## What to work on
Extract the lines that carry the string "event" from the listing.

(Records from a data collection)
* * * * * * * * *

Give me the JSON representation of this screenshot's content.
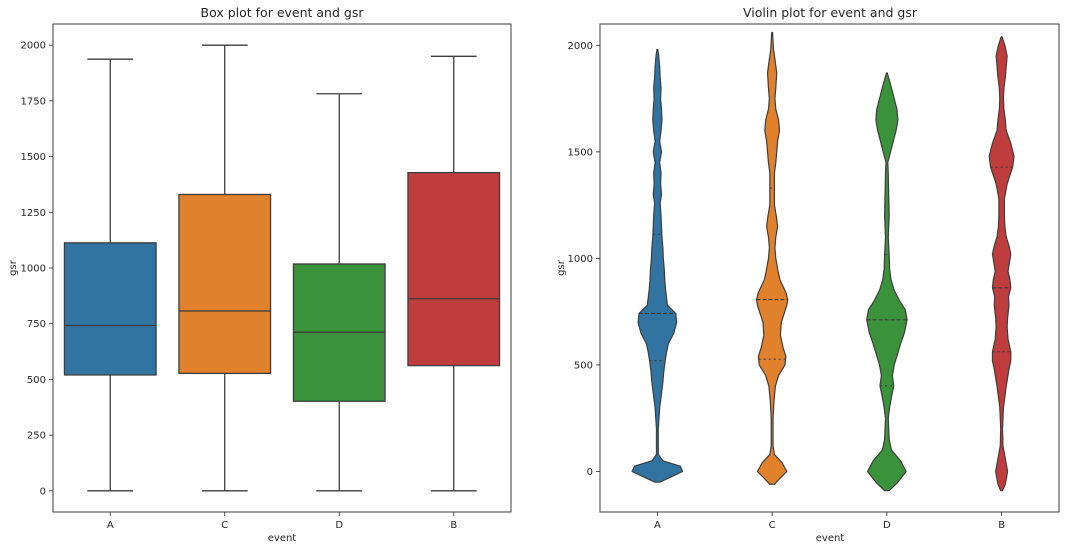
{
  "chart_data": [
    {
      "type": "box",
      "title": "Box plot for event and gsr",
      "xlabel": "event",
      "ylabel": "gsr",
      "categories": [
        "A",
        "C",
        "D",
        "B"
      ],
      "ylim": [
        -95,
        2095
      ],
      "yticks": [
        0,
        250,
        500,
        750,
        1000,
        1250,
        1500,
        1750,
        2000
      ],
      "colors": [
        "#3274a1",
        "#e1812c",
        "#3a923a",
        "#c03d3e"
      ],
      "boxes": [
        {
          "category": "A",
          "min": 0,
          "q1": 520,
          "median": 742,
          "q3": 1113,
          "max": 1937
        },
        {
          "category": "C",
          "min": 0,
          "q1": 527,
          "median": 807,
          "q3": 1330,
          "max": 2000
        },
        {
          "category": "D",
          "min": 0,
          "q1": 402,
          "median": 712,
          "q3": 1018,
          "max": 1782
        },
        {
          "category": "B",
          "min": 0,
          "q1": 562,
          "median": 862,
          "q3": 1428,
          "max": 1950
        }
      ]
    },
    {
      "type": "violin",
      "title": "Violin plot for event and gsr",
      "xlabel": "event",
      "ylabel": "gsr",
      "categories": [
        "A",
        "C",
        "D",
        "B"
      ],
      "ylim": [
        -190,
        2100
      ],
      "yticks": [
        0,
        500,
        1000,
        1500,
        2000
      ],
      "colors": [
        "#3274a1",
        "#e1812c",
        "#3a923a",
        "#c03d3e"
      ],
      "violins": [
        {
          "category": "A",
          "min": -50,
          "max": 1980,
          "q1": 520,
          "median": 742,
          "q3": 1113,
          "density": [
            [
              -50,
              0.05
            ],
            [
              -20,
              0.35
            ],
            [
              0,
              0.55
            ],
            [
              25,
              0.5
            ],
            [
              50,
              0.12
            ],
            [
              80,
              0.02
            ],
            [
              200,
              0.02
            ],
            [
              300,
              0.05
            ],
            [
              350,
              0.08
            ],
            [
              420,
              0.12
            ],
            [
              470,
              0.14
            ],
            [
              520,
              0.17
            ],
            [
              560,
              0.2
            ],
            [
              600,
              0.24
            ],
            [
              650,
              0.36
            ],
            [
              700,
              0.42
            ],
            [
              742,
              0.4
            ],
            [
              780,
              0.22
            ],
            [
              850,
              0.18
            ],
            [
              900,
              0.16
            ],
            [
              950,
              0.15
            ],
            [
              1000,
              0.13
            ],
            [
              1050,
              0.12
            ],
            [
              1100,
              0.1
            ],
            [
              1150,
              0.09
            ],
            [
              1200,
              0.08
            ],
            [
              1260,
              0.06
            ],
            [
              1300,
              0.09
            ],
            [
              1350,
              0.07
            ],
            [
              1400,
              0.08
            ],
            [
              1450,
              0.05
            ],
            [
              1500,
              0.09
            ],
            [
              1550,
              0.05
            ],
            [
              1600,
              0.08
            ],
            [
              1650,
              0.1
            ],
            [
              1700,
              0.09
            ],
            [
              1750,
              0.07
            ],
            [
              1800,
              0.08
            ],
            [
              1850,
              0.06
            ],
            [
              1900,
              0.05
            ],
            [
              1950,
              0.03
            ],
            [
              1980,
              0.01
            ]
          ]
        },
        {
          "category": "C",
          "min": -60,
          "max": 2060,
          "q1": 527,
          "median": 807,
          "q3": 1330,
          "density": [
            [
              -60,
              0.05
            ],
            [
              -30,
              0.18
            ],
            [
              0,
              0.32
            ],
            [
              40,
              0.22
            ],
            [
              80,
              0.05
            ],
            [
              120,
              0.02
            ],
            [
              250,
              0.02
            ],
            [
              330,
              0.04
            ],
            [
              400,
              0.07
            ],
            [
              450,
              0.14
            ],
            [
              500,
              0.28
            ],
            [
              540,
              0.3
            ],
            [
              580,
              0.24
            ],
            [
              640,
              0.18
            ],
            [
              700,
              0.2
            ],
            [
              780,
              0.32
            ],
            [
              807,
              0.34
            ],
            [
              840,
              0.3
            ],
            [
              900,
              0.17
            ],
            [
              950,
              0.12
            ],
            [
              1000,
              0.08
            ],
            [
              1050,
              0.06
            ],
            [
              1100,
              0.08
            ],
            [
              1150,
              0.12
            ],
            [
              1200,
              0.09
            ],
            [
              1250,
              0.05
            ],
            [
              1330,
              0.05
            ],
            [
              1400,
              0.05
            ],
            [
              1450,
              0.08
            ],
            [
              1500,
              0.1
            ],
            [
              1550,
              0.12
            ],
            [
              1600,
              0.16
            ],
            [
              1650,
              0.14
            ],
            [
              1700,
              0.08
            ],
            [
              1750,
              0.06
            ],
            [
              1800,
              0.08
            ],
            [
              1870,
              0.1
            ],
            [
              1920,
              0.07
            ],
            [
              1980,
              0.03
            ],
            [
              2060,
              0.01
            ]
          ]
        },
        {
          "category": "D",
          "min": -90,
          "max": 1870,
          "q1": 402,
          "median": 712,
          "q3": 1018,
          "density": [
            [
              -90,
              0.05
            ],
            [
              -50,
              0.24
            ],
            [
              0,
              0.42
            ],
            [
              50,
              0.3
            ],
            [
              100,
              0.1
            ],
            [
              150,
              0.05
            ],
            [
              200,
              0.04
            ],
            [
              250,
              0.03
            ],
            [
              300,
              0.06
            ],
            [
              350,
              0.1
            ],
            [
              402,
              0.15
            ],
            [
              450,
              0.12
            ],
            [
              500,
              0.16
            ],
            [
              550,
              0.23
            ],
            [
              600,
              0.3
            ],
            [
              650,
              0.38
            ],
            [
              712,
              0.44
            ],
            [
              760,
              0.4
            ],
            [
              800,
              0.28
            ],
            [
              850,
              0.16
            ],
            [
              900,
              0.09
            ],
            [
              950,
              0.06
            ],
            [
              1018,
              0.05
            ],
            [
              1100,
              0.03
            ],
            [
              1200,
              0.05
            ],
            [
              1300,
              0.04
            ],
            [
              1400,
              0.03
            ],
            [
              1450,
              0.02
            ],
            [
              1500,
              0.08
            ],
            [
              1550,
              0.14
            ],
            [
              1600,
              0.2
            ],
            [
              1650,
              0.24
            ],
            [
              1700,
              0.22
            ],
            [
              1750,
              0.16
            ],
            [
              1800,
              0.1
            ],
            [
              1870,
              0.01
            ]
          ]
        },
        {
          "category": "B",
          "min": -90,
          "max": 2040,
          "q1": 562,
          "median": 862,
          "q3": 1428,
          "density": [
            [
              -90,
              0.02
            ],
            [
              -60,
              0.08
            ],
            [
              0,
              0.13
            ],
            [
              60,
              0.08
            ],
            [
              120,
              0.03
            ],
            [
              200,
              0.02
            ],
            [
              300,
              0.04
            ],
            [
              400,
              0.1
            ],
            [
              480,
              0.16
            ],
            [
              520,
              0.2
            ],
            [
              562,
              0.2
            ],
            [
              620,
              0.14
            ],
            [
              680,
              0.12
            ],
            [
              720,
              0.13
            ],
            [
              780,
              0.16
            ],
            [
              820,
              0.15
            ],
            [
              862,
              0.2
            ],
            [
              900,
              0.18
            ],
            [
              940,
              0.14
            ],
            [
              980,
              0.17
            ],
            [
              1020,
              0.2
            ],
            [
              1060,
              0.16
            ],
            [
              1100,
              0.1
            ],
            [
              1150,
              0.07
            ],
            [
              1200,
              0.06
            ],
            [
              1280,
              0.06
            ],
            [
              1350,
              0.12
            ],
            [
              1428,
              0.24
            ],
            [
              1480,
              0.27
            ],
            [
              1540,
              0.2
            ],
            [
              1600,
              0.1
            ],
            [
              1650,
              0.08
            ],
            [
              1700,
              0.05
            ],
            [
              1750,
              0.04
            ],
            [
              1800,
              0.05
            ],
            [
              1850,
              0.08
            ],
            [
              1900,
              0.1
            ],
            [
              1950,
              0.12
            ],
            [
              2000,
              0.07
            ],
            [
              2040,
              0.01
            ]
          ]
        }
      ]
    }
  ]
}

* * * * * * * * *

## Task result
      "title": "Box plot for event and gsr",
      "xlabel": "event",
      "title": "Violin plot for event and gsr",
      "xlabel": "event",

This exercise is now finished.